● **WRITTEN REQUEST**: For each line in the data below that holds "JSON", return a copy.

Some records
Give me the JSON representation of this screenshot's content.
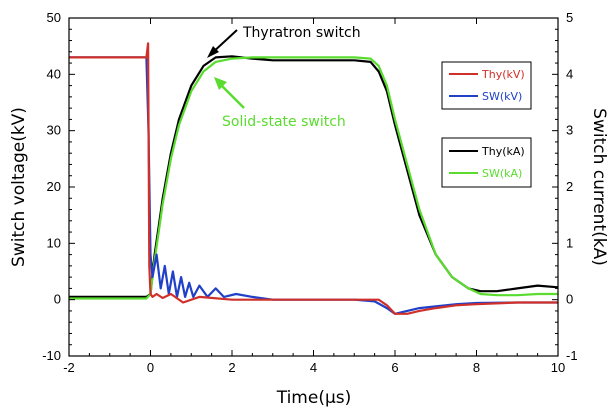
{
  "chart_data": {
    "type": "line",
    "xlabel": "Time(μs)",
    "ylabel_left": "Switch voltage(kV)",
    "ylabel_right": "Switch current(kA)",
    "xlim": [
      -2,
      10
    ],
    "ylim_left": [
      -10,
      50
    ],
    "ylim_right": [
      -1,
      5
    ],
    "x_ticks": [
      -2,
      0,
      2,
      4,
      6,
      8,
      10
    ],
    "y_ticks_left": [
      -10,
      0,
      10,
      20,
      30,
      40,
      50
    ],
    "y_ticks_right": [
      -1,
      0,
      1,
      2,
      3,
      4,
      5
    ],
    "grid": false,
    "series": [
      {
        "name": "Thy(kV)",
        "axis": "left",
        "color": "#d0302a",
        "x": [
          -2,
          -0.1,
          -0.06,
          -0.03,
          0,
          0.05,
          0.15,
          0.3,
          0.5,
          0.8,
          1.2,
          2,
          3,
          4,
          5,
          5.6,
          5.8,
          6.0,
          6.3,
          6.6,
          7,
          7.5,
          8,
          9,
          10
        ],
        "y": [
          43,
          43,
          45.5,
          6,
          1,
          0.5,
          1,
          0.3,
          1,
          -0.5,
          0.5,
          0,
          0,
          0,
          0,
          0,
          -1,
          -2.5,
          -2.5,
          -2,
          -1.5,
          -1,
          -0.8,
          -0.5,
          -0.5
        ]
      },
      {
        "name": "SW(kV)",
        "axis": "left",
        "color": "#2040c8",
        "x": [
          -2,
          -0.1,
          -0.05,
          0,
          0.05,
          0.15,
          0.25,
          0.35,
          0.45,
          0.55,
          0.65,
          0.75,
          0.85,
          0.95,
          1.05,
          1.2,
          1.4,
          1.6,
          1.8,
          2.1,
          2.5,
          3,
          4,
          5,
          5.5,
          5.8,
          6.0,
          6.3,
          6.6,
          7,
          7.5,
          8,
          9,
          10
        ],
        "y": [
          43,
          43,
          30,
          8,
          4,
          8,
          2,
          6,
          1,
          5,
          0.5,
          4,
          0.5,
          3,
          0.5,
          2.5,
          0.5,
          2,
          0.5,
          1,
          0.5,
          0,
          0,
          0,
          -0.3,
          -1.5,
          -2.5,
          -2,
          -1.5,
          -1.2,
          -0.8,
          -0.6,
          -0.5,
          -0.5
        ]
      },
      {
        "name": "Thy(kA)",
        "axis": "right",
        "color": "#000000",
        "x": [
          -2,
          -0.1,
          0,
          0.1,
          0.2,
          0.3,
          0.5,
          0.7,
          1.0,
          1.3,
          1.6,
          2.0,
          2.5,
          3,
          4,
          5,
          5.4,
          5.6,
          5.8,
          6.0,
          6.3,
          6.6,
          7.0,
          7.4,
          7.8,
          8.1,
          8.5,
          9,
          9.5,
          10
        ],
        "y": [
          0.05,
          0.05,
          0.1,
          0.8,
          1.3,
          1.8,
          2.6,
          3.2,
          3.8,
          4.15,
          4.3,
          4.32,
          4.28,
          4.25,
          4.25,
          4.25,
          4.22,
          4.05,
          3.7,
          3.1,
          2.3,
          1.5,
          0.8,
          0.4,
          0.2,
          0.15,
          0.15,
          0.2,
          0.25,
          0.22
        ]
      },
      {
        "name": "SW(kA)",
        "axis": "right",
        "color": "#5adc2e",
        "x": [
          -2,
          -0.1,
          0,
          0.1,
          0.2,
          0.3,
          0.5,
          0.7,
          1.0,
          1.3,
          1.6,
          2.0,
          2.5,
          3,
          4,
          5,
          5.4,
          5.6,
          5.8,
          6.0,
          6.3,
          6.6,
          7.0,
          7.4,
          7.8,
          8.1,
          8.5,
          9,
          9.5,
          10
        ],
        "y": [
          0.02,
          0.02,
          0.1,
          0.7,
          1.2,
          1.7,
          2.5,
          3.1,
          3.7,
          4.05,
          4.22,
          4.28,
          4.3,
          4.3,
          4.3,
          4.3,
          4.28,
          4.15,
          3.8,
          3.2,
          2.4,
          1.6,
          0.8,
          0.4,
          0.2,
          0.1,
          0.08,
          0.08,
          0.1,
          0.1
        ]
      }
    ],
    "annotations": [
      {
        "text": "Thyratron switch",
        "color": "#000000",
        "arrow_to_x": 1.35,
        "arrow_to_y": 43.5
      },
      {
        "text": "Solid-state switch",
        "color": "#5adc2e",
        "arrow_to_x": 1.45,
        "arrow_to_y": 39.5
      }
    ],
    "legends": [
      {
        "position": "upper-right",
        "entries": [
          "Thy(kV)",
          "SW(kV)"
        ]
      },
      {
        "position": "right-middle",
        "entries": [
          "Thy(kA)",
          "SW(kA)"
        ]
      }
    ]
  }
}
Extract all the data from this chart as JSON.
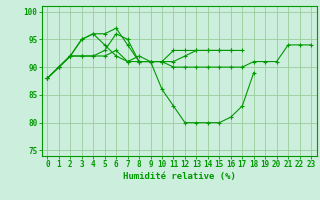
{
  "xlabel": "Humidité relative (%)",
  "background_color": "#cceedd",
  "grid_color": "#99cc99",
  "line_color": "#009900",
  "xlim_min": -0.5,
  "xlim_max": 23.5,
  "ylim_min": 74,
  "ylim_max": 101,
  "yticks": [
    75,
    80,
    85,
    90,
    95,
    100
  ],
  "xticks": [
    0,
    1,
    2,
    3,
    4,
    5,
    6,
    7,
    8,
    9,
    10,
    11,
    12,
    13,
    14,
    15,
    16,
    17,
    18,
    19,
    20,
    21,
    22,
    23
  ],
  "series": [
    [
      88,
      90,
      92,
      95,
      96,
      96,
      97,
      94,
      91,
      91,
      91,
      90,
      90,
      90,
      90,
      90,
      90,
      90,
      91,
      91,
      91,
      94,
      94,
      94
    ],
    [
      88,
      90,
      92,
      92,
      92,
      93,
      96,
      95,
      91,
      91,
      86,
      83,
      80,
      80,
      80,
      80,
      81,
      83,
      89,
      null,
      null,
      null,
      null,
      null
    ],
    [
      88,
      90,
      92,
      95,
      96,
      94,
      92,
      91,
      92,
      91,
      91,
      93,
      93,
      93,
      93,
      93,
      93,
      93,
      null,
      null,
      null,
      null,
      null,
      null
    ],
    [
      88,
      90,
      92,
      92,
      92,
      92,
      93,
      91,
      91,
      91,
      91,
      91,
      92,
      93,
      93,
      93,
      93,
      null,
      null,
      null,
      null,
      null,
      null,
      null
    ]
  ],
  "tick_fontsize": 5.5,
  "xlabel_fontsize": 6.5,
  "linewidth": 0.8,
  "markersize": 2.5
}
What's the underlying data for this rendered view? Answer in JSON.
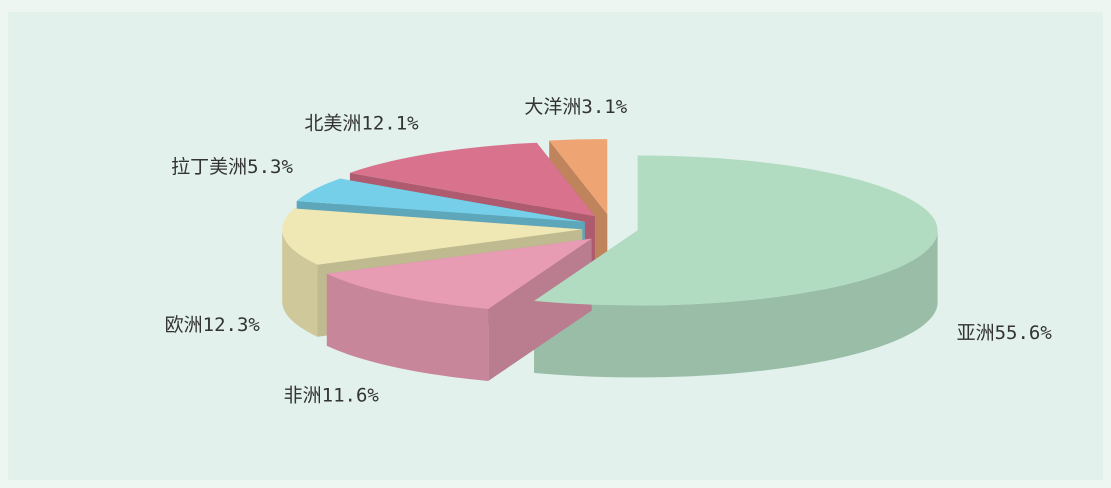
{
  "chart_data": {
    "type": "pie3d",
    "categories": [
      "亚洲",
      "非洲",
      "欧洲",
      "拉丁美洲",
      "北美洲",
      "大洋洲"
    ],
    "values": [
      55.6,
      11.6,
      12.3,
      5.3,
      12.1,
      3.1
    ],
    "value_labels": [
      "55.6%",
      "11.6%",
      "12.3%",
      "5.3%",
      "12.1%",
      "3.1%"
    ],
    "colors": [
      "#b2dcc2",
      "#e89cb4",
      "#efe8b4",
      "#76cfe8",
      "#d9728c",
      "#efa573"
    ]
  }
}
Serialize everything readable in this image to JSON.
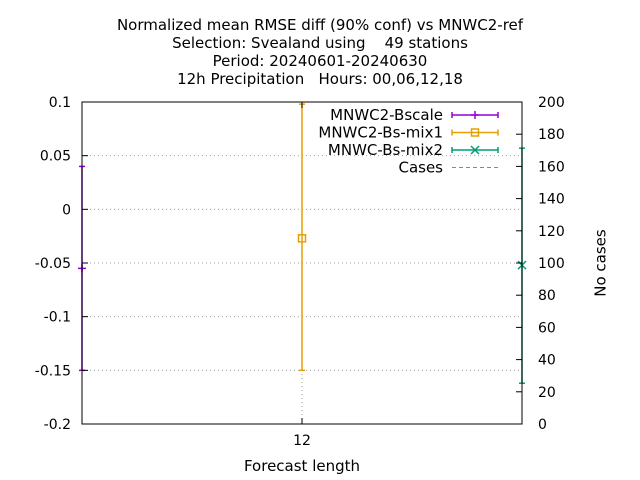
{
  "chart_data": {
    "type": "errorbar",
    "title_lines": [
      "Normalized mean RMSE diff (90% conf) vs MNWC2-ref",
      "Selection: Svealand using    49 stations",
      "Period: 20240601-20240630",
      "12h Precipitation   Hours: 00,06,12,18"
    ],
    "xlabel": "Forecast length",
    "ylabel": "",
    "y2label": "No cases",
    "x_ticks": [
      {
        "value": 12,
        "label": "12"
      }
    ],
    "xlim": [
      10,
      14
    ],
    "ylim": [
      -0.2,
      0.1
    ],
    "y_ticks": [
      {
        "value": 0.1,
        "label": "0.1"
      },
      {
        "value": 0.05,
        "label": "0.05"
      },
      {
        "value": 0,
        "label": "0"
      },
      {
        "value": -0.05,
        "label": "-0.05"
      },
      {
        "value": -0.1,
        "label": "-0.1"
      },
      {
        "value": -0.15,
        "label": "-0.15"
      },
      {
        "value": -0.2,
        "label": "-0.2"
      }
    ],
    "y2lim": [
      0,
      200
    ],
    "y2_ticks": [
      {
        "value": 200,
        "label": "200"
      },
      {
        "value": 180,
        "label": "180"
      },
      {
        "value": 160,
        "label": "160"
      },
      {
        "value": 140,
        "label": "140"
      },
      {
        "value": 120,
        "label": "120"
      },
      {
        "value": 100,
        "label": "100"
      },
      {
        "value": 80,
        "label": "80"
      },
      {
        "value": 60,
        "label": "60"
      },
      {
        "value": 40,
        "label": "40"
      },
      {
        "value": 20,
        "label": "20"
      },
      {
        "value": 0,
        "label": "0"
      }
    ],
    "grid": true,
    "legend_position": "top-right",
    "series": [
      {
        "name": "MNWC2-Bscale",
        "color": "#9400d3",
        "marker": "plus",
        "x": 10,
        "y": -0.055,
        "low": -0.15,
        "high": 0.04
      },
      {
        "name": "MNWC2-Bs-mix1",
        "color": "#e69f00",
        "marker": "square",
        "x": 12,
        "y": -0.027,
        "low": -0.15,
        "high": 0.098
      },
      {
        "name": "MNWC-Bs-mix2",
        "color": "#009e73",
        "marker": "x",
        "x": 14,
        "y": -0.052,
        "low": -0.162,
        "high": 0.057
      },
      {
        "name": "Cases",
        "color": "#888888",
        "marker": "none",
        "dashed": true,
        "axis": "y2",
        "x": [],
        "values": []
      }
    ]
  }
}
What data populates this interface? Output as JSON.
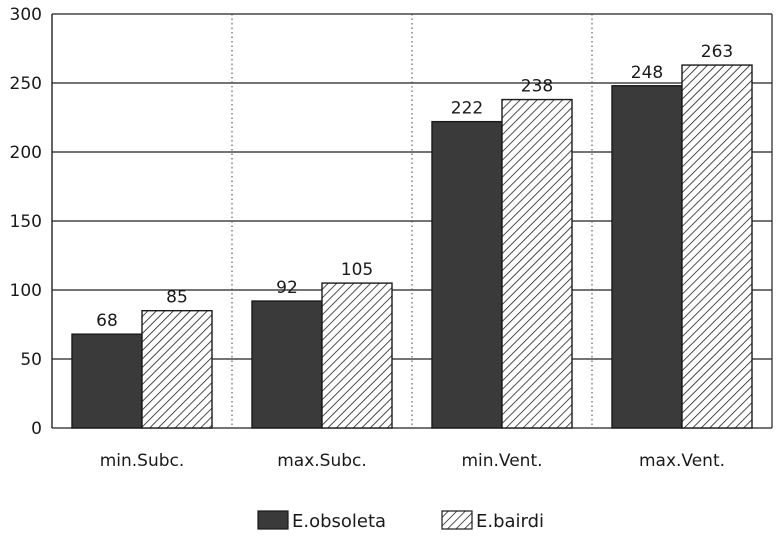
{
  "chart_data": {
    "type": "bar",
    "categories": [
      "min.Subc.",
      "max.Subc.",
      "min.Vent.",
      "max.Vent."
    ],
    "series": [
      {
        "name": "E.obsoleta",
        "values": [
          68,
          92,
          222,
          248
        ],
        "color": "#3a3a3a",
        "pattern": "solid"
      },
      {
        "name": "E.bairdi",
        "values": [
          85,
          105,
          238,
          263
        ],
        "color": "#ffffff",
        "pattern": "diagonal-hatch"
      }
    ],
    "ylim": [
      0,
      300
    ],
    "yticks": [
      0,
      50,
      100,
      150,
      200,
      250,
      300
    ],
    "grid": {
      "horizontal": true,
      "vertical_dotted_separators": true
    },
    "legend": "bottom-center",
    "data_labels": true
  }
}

● **RESULT BELOW**:
Give me the JSON representation of this screenshot's content.
Extract all the data from this chart as JSON.
What's the underlying data for this rendered view? Answer in JSON.
Serialize everything readable in this image to JSON.
What data populates this interface? Output as JSON.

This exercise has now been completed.